# Description of the task:
Below is a set of records; restate each one word for word.
─── Entries
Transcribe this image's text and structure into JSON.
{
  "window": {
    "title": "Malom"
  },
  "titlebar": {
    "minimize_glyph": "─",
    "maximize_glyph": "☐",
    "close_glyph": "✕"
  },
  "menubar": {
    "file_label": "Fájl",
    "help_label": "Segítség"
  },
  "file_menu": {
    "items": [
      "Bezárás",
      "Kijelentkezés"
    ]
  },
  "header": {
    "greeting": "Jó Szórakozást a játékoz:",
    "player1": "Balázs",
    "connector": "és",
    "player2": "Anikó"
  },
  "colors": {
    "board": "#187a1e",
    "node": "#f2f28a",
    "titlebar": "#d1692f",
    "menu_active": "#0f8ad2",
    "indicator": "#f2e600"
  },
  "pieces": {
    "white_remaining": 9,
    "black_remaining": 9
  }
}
──────
# Written answer:
Transcribe this image's text and structure into JSON.
{
  "window": {
    "title": "Malom"
  },
  "titlebar": {
    "minimize_glyph": "─",
    "maximize_glyph": "☐",
    "close_glyph": "✕"
  },
  "menubar": {
    "file_label": "Fájl",
    "help_label": "Segítség"
  },
  "file_menu": {
    "items": [
      "Bezárás",
      "Kijelentkezés"
    ]
  },
  "header": {
    "greeting": "Jó Szórakozást a játékoz:",
    "player1": "Balázs",
    "connector": "és",
    "player2": "Anikó"
  },
  "colors": {
    "board": "#187a1e",
    "node": "#f2f28a",
    "titlebar": "#d1692f",
    "menu_active": "#0f8ad2",
    "indicator": "#f2e600"
  },
  "pieces": {
    "white_remaining": 9,
    "black_remaining": 9
  }
}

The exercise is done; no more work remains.